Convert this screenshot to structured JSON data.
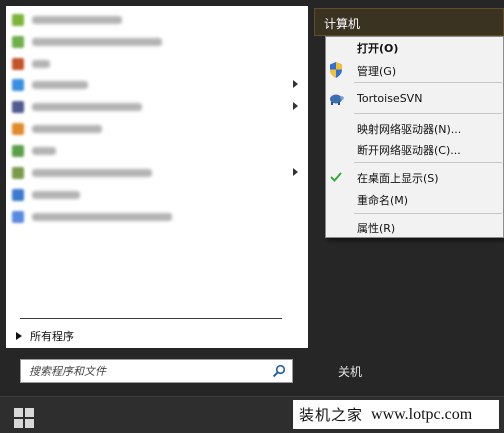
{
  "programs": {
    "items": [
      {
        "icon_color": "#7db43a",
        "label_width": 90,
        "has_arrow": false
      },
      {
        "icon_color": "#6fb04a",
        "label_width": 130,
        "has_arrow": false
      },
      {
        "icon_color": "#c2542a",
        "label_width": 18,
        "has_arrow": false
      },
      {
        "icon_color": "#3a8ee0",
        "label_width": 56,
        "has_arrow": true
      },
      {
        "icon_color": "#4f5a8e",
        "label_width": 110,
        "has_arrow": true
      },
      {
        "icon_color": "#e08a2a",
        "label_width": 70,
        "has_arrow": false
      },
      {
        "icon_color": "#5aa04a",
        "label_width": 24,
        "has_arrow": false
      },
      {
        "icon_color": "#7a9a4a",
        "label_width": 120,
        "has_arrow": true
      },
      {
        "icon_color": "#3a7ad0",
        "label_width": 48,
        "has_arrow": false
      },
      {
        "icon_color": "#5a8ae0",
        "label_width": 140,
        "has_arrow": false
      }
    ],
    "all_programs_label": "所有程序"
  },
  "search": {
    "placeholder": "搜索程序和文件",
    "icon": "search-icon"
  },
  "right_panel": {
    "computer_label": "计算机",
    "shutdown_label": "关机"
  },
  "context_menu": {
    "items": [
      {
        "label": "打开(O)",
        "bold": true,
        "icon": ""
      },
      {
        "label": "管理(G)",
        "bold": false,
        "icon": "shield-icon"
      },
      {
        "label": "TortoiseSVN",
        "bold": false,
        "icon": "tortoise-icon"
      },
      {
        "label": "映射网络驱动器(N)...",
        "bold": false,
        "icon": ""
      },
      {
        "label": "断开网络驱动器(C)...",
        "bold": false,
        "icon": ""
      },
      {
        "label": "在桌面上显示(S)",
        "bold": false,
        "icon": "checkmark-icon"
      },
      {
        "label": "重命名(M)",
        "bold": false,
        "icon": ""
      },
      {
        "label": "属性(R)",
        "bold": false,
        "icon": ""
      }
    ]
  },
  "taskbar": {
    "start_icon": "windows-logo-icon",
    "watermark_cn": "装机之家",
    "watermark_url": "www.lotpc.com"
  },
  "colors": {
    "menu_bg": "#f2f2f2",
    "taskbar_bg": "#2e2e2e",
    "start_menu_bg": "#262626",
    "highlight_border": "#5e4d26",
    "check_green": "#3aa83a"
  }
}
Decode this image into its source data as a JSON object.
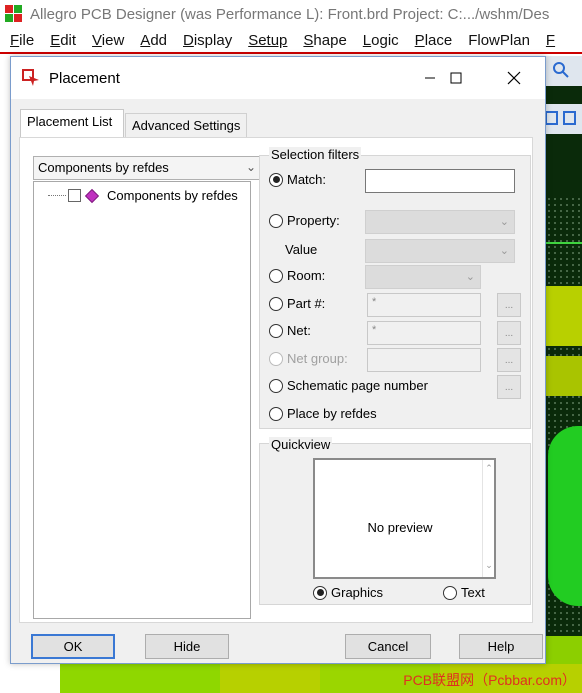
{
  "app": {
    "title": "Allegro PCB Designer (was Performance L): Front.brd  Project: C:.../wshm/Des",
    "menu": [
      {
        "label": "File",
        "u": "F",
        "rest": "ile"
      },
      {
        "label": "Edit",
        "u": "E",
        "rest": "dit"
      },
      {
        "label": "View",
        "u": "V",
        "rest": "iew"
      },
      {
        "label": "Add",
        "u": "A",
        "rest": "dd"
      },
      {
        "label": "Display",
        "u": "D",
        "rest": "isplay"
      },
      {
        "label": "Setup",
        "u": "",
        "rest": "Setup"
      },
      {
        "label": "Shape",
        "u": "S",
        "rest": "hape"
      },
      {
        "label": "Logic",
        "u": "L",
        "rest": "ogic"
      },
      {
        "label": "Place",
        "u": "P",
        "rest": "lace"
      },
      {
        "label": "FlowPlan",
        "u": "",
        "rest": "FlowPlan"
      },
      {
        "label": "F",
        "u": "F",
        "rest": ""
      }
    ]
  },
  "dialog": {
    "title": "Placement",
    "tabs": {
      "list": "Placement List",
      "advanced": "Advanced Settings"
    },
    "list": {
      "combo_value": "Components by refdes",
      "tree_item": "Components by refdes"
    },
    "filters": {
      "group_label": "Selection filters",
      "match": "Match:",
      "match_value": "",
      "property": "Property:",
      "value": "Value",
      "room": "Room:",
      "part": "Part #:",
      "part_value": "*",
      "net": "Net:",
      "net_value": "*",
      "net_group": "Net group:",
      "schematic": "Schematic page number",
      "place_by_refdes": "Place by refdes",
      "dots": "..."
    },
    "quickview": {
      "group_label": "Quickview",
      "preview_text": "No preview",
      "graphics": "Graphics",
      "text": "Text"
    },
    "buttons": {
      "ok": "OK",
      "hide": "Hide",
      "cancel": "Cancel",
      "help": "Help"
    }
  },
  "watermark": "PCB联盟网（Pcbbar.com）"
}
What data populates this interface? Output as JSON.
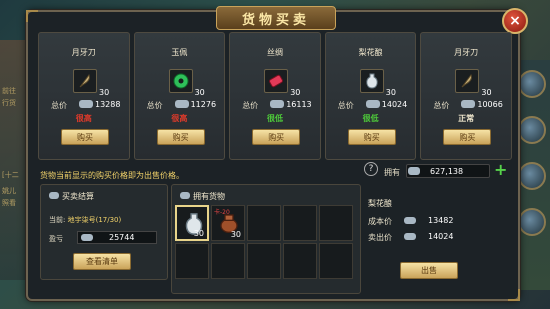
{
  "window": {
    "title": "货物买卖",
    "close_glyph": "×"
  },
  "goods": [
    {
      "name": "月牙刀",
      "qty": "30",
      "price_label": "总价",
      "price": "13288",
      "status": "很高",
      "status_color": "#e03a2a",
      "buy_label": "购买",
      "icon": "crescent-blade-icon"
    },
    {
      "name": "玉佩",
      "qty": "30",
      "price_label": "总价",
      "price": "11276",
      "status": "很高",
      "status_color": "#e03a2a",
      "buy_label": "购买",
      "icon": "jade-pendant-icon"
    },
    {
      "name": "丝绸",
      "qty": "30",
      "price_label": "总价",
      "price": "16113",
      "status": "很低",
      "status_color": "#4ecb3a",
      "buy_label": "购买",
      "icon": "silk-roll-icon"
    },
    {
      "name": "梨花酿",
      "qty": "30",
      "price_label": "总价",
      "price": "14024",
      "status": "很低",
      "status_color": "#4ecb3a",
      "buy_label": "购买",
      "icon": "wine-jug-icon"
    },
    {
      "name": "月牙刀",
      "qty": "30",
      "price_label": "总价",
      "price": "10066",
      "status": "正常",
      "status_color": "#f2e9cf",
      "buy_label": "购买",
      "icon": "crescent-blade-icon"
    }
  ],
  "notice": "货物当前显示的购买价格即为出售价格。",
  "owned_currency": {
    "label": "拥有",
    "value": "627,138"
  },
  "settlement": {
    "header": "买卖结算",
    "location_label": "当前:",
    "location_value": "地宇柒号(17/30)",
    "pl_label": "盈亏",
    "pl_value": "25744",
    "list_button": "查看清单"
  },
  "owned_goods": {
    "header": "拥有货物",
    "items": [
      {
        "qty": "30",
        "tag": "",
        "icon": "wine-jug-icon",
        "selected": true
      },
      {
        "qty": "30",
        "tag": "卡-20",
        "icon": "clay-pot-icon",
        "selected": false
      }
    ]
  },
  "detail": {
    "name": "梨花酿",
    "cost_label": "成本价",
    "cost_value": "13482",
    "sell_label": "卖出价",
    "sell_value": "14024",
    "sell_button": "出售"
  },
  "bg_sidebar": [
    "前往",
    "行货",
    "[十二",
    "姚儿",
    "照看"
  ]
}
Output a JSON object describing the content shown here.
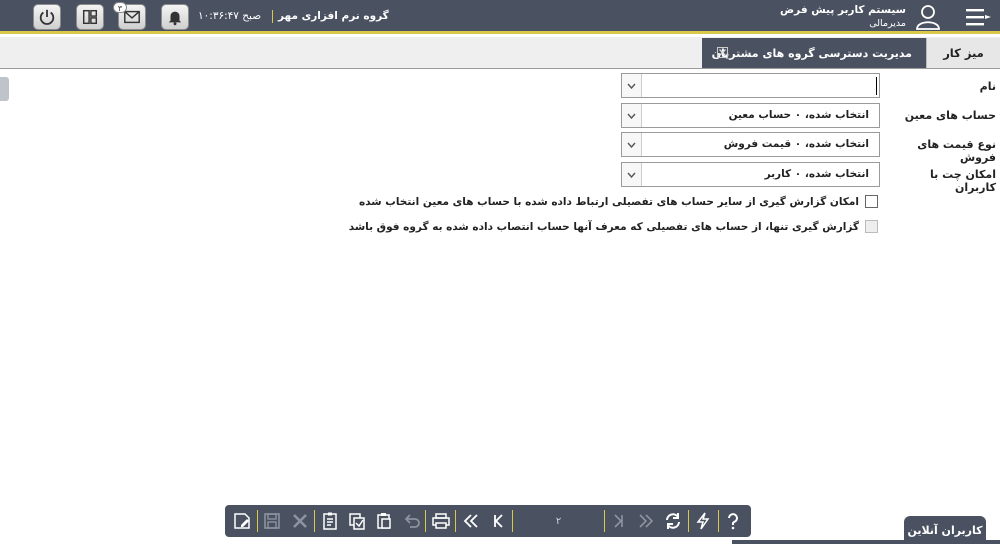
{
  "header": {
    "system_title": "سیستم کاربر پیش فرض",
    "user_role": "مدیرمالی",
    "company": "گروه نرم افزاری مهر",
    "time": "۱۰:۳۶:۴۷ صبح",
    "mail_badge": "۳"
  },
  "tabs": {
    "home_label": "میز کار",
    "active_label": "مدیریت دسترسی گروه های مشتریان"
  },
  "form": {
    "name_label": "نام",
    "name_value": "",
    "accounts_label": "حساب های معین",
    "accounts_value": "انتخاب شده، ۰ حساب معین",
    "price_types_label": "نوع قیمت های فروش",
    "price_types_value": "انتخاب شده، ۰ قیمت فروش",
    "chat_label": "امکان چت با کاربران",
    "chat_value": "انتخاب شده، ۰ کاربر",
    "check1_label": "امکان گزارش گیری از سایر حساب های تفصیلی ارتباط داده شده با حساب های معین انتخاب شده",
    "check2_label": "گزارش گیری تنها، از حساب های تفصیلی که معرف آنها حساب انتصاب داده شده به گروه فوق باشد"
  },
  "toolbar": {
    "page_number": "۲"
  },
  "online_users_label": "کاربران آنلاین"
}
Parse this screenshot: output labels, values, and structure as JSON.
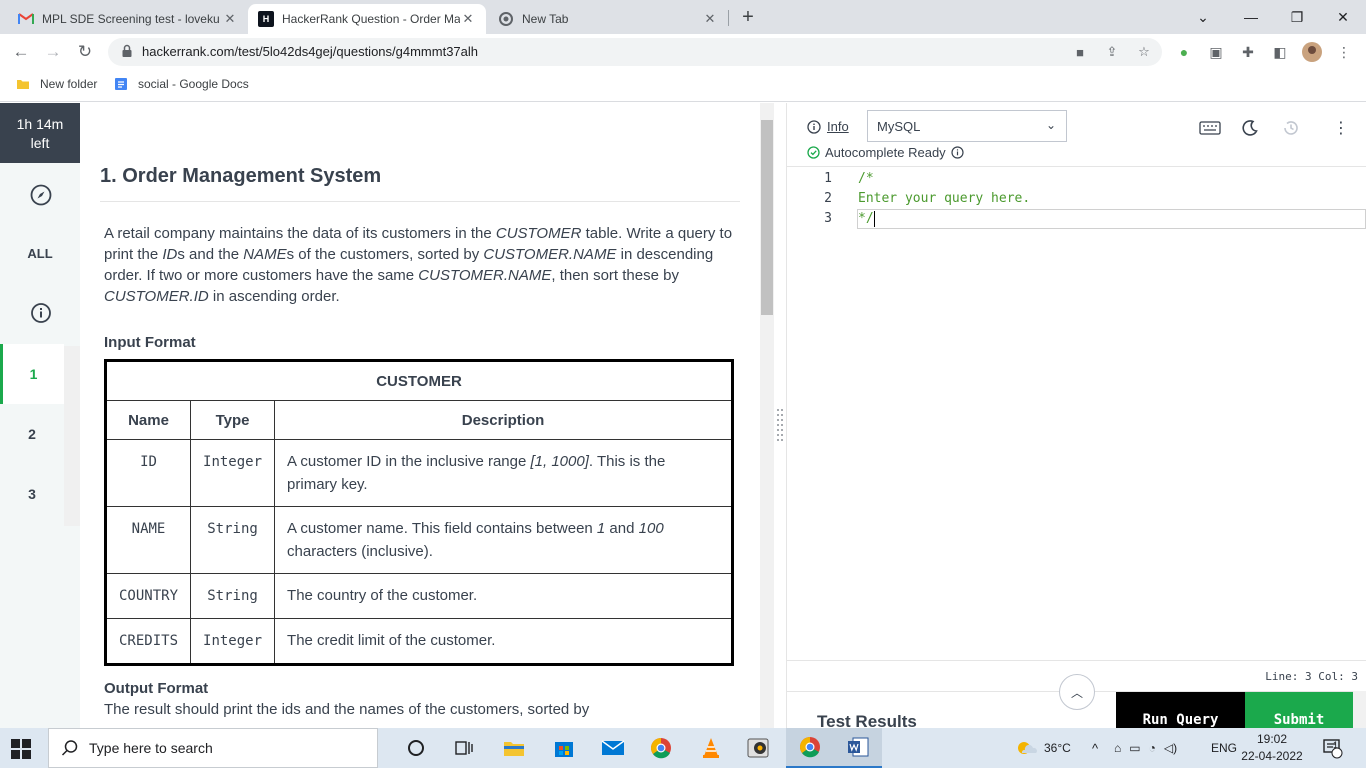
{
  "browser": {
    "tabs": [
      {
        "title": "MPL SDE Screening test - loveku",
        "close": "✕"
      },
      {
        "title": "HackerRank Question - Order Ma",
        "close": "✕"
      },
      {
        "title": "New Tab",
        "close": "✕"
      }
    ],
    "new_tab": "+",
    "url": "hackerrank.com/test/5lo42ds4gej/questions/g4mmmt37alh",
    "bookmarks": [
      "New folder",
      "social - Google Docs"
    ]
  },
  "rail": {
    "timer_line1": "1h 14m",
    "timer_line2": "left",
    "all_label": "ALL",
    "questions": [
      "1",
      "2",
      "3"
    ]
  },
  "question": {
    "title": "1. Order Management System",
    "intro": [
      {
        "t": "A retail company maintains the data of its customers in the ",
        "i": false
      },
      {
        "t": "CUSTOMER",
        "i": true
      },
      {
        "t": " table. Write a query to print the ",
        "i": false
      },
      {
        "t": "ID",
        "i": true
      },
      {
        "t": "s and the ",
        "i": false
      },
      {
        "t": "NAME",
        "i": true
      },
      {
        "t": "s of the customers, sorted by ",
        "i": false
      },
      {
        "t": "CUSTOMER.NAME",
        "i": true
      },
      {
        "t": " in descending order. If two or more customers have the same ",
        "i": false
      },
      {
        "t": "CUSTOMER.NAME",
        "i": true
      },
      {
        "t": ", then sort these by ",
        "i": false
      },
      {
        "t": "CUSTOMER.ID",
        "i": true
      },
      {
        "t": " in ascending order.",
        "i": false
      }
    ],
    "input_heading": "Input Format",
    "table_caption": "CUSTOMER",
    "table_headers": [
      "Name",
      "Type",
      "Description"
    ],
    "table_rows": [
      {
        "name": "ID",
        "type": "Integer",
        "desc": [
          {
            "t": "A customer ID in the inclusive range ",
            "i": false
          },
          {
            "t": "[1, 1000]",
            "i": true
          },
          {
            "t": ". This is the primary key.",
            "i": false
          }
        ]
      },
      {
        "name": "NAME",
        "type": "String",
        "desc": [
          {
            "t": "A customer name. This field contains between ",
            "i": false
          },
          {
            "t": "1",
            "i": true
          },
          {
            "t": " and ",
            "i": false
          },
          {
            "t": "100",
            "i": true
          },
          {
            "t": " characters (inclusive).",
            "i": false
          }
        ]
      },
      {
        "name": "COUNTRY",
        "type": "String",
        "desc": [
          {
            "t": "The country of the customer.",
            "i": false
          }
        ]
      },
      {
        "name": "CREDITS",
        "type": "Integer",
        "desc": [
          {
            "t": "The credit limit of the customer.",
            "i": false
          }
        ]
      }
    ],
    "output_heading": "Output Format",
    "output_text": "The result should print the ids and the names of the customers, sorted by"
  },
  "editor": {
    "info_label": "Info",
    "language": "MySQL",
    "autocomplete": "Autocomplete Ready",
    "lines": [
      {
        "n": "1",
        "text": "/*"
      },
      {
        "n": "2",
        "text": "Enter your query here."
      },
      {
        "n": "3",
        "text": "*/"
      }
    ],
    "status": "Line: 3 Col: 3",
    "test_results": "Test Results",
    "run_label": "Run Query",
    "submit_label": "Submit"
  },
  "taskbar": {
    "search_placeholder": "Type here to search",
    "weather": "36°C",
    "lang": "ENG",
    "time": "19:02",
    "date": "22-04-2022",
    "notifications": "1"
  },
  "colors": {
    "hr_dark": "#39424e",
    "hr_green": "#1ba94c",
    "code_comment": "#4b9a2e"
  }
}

§ **Task description**: Gather every line from the listing above in which "customers" appears, and copy those lines.

§ **Solution for this task**:
        "t": "A retail company maintains the data of its customers in the ",
        "t": "s of the customers, sorted by ",
        "t": " in descending order. If two or more customers have the same ",
    "output_text": "The result should print the ids and the names of the customers, sorted by"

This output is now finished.